TO BE DONE =>
Report how many lines below contain the word "legend", and give only that number.

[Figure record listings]
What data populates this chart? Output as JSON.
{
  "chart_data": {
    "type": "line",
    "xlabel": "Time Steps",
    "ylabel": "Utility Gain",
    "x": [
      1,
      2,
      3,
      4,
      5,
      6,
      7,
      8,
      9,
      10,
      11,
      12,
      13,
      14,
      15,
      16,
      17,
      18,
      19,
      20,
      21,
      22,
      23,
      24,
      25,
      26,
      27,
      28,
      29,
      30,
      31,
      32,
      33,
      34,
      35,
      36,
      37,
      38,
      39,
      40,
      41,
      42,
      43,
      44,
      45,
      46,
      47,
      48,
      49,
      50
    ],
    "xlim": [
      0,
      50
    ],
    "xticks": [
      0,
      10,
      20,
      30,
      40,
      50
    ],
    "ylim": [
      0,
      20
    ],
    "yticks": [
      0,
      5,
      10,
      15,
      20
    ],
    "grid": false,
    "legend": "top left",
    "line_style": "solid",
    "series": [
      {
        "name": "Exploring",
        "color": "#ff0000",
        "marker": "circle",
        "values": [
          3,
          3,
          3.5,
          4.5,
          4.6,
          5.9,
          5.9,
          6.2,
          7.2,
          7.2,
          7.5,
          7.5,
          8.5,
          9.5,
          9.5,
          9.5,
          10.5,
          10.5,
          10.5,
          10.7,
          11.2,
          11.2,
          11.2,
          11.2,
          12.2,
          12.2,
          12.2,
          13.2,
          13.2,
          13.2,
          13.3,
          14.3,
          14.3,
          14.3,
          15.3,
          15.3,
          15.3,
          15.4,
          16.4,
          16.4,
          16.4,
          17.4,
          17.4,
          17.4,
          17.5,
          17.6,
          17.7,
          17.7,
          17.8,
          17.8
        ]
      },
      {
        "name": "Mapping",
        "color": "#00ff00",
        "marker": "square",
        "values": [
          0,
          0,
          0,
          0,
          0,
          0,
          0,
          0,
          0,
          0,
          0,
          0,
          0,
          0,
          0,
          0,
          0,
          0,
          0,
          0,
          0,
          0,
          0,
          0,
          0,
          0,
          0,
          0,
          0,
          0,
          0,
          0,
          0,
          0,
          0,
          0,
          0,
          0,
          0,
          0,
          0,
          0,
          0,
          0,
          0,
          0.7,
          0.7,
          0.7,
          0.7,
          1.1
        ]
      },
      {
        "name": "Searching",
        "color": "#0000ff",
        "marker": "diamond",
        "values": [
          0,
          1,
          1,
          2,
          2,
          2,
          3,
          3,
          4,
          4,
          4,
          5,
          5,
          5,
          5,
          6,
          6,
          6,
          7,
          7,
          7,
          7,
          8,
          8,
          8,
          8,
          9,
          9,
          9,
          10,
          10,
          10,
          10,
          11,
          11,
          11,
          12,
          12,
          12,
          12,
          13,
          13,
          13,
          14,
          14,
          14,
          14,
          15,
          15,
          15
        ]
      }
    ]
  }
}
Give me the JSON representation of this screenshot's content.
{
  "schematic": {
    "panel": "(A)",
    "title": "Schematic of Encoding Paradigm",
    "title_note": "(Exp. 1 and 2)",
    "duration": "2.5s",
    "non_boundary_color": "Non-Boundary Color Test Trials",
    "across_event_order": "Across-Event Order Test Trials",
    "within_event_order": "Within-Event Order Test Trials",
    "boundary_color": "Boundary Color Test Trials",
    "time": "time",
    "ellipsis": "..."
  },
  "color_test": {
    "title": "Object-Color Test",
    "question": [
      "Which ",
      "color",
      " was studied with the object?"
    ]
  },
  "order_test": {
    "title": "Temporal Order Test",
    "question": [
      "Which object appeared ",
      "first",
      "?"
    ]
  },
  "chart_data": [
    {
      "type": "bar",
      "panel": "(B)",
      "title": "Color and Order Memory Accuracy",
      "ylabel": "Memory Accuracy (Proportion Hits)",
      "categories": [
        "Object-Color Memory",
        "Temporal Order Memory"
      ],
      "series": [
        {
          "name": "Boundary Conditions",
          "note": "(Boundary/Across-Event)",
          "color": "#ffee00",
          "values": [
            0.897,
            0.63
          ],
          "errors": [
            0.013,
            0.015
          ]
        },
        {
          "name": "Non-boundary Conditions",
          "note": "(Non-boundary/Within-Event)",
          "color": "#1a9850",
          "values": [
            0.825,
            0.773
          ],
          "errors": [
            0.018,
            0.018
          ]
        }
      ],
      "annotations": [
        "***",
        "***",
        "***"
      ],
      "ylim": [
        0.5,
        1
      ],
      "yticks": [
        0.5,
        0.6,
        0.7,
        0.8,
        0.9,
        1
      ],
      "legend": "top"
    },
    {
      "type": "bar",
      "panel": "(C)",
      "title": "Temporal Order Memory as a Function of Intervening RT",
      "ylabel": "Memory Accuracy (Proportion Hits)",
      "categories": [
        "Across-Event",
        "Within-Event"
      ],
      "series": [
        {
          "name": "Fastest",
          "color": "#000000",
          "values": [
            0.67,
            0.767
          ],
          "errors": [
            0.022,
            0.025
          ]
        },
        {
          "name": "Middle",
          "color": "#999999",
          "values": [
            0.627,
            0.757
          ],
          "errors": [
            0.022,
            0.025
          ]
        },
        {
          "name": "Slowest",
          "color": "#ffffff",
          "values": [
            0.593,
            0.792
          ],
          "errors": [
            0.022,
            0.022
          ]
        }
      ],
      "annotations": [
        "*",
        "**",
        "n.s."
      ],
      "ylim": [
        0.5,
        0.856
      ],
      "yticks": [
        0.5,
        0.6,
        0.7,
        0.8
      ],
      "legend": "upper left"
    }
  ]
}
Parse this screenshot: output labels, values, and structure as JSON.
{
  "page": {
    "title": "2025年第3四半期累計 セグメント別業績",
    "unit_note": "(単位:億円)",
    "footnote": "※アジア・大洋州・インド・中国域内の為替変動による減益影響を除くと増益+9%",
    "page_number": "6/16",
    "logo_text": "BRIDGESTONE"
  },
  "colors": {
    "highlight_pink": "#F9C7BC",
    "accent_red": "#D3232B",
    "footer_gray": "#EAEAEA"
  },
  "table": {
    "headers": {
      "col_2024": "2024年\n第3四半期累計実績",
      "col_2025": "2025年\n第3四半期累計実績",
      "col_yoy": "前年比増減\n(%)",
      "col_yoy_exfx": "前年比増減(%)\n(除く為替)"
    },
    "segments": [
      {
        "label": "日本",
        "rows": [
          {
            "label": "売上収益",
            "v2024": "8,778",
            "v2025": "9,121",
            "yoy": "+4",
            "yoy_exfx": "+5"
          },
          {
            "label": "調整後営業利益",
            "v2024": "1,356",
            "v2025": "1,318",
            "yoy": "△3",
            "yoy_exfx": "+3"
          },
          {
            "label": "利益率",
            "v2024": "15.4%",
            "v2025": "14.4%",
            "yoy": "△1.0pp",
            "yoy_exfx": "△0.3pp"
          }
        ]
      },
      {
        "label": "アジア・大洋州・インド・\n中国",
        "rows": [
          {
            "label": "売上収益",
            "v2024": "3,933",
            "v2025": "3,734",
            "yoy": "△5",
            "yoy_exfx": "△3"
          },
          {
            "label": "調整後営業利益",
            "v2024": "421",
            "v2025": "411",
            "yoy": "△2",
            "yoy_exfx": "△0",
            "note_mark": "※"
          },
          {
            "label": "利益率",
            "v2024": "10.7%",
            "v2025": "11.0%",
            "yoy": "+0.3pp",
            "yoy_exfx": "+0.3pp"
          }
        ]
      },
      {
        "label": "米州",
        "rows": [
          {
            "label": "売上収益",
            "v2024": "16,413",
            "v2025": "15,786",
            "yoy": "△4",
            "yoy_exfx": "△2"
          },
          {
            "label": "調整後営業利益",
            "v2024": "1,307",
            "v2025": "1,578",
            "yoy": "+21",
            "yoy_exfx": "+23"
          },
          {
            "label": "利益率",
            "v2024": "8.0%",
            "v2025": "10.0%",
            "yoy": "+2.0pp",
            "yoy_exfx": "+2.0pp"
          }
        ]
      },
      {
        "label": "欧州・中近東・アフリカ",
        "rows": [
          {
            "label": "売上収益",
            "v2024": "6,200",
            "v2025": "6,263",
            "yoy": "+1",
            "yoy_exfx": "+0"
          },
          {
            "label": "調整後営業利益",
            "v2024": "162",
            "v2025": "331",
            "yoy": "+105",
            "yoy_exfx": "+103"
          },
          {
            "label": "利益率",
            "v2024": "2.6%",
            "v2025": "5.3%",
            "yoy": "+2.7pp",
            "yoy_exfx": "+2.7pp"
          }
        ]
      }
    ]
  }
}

WRITTEN ANSWER =>
3